## Aim
Copy out the entries below in full and exactly.

## Data listing
+++++
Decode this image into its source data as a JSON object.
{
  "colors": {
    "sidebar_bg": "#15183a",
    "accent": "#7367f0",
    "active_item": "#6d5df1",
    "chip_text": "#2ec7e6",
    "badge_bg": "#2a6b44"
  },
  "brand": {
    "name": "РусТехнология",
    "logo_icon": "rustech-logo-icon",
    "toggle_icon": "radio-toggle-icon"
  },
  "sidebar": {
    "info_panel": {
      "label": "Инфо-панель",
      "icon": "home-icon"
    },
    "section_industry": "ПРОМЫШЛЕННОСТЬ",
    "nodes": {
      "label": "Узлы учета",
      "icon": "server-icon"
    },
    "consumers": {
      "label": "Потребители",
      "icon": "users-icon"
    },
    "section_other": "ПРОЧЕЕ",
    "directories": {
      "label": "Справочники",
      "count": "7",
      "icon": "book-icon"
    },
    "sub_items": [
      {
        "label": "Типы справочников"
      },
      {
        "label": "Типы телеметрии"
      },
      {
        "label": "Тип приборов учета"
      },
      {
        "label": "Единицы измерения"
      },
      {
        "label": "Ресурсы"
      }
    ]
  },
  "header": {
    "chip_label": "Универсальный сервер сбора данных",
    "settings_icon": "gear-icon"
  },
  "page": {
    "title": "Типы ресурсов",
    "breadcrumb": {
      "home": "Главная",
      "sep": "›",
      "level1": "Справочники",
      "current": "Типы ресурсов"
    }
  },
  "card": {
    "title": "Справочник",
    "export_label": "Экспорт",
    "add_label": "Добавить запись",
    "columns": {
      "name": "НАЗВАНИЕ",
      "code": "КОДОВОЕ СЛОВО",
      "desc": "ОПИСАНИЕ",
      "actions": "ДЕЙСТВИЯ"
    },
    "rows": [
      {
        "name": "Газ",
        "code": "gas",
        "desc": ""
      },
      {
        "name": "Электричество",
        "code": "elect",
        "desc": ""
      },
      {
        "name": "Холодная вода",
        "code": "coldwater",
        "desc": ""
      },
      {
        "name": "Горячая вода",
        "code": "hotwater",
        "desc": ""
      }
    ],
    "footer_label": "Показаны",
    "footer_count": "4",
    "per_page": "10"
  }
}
+++++
## Task solution
Decode this image into its source data as a JSON object.
{
  "colors": {
    "sidebar_bg": "#15183a",
    "accent": "#7367f0",
    "active_item": "#6d5df1",
    "chip_text": "#2ec7e6",
    "badge_bg": "#2a6b44"
  },
  "brand": {
    "name": "РусТехнология",
    "logo_icon": "rustech-logo-icon",
    "toggle_icon": "radio-toggle-icon"
  },
  "sidebar": {
    "info_panel": {
      "label": "Инфо-панель",
      "icon": "home-icon"
    },
    "section_industry": "ПРОМЫШЛЕННОСТЬ",
    "nodes": {
      "label": "Узлы учета",
      "icon": "server-icon"
    },
    "consumers": {
      "label": "Потребители",
      "icon": "users-icon"
    },
    "section_other": "ПРОЧЕЕ",
    "directories": {
      "label": "Справочники",
      "count": "7",
      "icon": "book-icon"
    },
    "sub_items": [
      {
        "label": "Типы справочников"
      },
      {
        "label": "Типы телеметрии"
      },
      {
        "label": "Тип приборов учета"
      },
      {
        "label": "Единицы измерения"
      },
      {
        "label": "Ресурсы"
      }
    ]
  },
  "header": {
    "chip_label": "Универсальный сервер сбора данных",
    "settings_icon": "gear-icon"
  },
  "page": {
    "title": "Типы ресурсов",
    "breadcrumb": {
      "home": "Главная",
      "sep": "›",
      "level1": "Справочники",
      "current": "Типы ресурсов"
    }
  },
  "card": {
    "title": "Справочник",
    "export_label": "Экспорт",
    "add_label": "Добавить запись",
    "columns": {
      "name": "НАЗВАНИЕ",
      "code": "КОДОВОЕ СЛОВО",
      "desc": "ОПИСАНИЕ",
      "actions": "ДЕЙСТВИЯ"
    },
    "rows": [
      {
        "name": "Газ",
        "code": "gas",
        "desc": ""
      },
      {
        "name": "Электричество",
        "code": "elect",
        "desc": ""
      },
      {
        "name": "Холодная вода",
        "code": "coldwater",
        "desc": ""
      },
      {
        "name": "Горячая вода",
        "code": "hotwater",
        "desc": ""
      }
    ],
    "footer_label": "Показаны",
    "footer_count": "4",
    "per_page": "10"
  }
}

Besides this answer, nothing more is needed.